Locate each row below that contains the string "operating", and copy every such row in full.

-- Start EXCERPTED RECORDS --

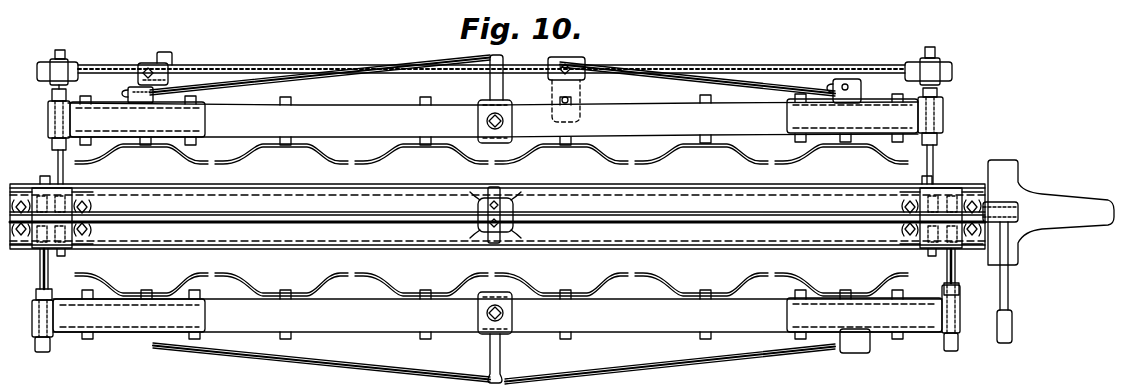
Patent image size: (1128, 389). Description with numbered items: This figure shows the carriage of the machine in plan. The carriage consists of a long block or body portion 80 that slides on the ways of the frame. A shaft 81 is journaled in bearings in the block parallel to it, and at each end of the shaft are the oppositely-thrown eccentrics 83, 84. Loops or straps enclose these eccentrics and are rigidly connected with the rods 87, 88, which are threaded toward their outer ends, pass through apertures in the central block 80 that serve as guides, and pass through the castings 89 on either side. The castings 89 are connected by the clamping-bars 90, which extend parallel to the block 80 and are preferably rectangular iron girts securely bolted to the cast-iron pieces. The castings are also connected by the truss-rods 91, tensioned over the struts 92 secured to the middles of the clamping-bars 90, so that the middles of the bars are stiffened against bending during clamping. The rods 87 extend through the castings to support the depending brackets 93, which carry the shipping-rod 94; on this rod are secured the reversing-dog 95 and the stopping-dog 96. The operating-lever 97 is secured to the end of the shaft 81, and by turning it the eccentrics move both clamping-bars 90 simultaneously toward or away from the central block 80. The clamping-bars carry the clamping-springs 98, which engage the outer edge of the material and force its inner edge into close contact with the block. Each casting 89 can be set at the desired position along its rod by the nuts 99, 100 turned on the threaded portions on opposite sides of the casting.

The block or body portion 80 is at (497, 216).
The shaft 81 is at (420, 220).
The eccentric 83 is at (497, 218).
The eccentric 84 is at (496, 218).
The rod 87 is at (58, 165).
The rod 88 is at (40, 267).
The casting 89 is at (497, 215).
The clamping-bar 90 is at (497, 216).
The truss-rod 91 is at (460, 61).
The strut 92 is at (490, 86).
The depending bracket 93 is at (72, 63).
The shipping-rod 94 is at (696, 72).
The reversing-dog 95 is at (582, 92).
The stopping-dog 96 is at (170, 58).
The operating-lever 97 is at (1011, 296).
The clamping-spring 98 is at (376, 159).
The nut 99 is at (52, 96).
The nut 100 is at (52, 143).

-- End EXCERPTED RECORDS --

-- COMPLETE ANSWER --
Patent image size: (1128, 389). Description with numbered items: This figure shows the carriage of the machine in plan. The carriage consists of a long block or body portion 80 that slides on the ways of the frame. A shaft 81 is journaled in bearings in the block parallel to it, and at each end of the shaft are the oppositely-thrown eccentrics 83, 84. Loops or straps enclose these eccentrics and are rigidly connected with the rods 87, 88, which are threaded toward their outer ends, pass through apertures in the central block 80 that serve as guides, and pass through the castings 89 on either side. The castings 89 are connected by the clamping-bars 90, which extend parallel to the block 80 and are preferably rectangular iron girts securely bolted to the cast-iron pieces. The castings are also connected by the truss-rods 91, tensioned over the struts 92 secured to the middles of the clamping-bars 90, so that the middles of the bars are stiffened against bending during clamping. The rods 87 extend through the castings to support the depending brackets 93, which carry the shipping-rod 94; on this rod are secured the reversing-dog 95 and the stopping-dog 96. The operating-lever 97 is secured to the end of the shaft 81, and by turning it the eccentrics move both clamping-bars 90 simultaneously toward or away from the central block 80. The clamping-bars carry the clamping-springs 98, which engage the outer edge of the material and force its inner edge into close contact with the block. Each casting 89 can be set at the desired position along its rod by the nuts 99, 100 turned on the threaded portions on opposite sides of the casting.
The operating-lever 97 is at (1011, 296).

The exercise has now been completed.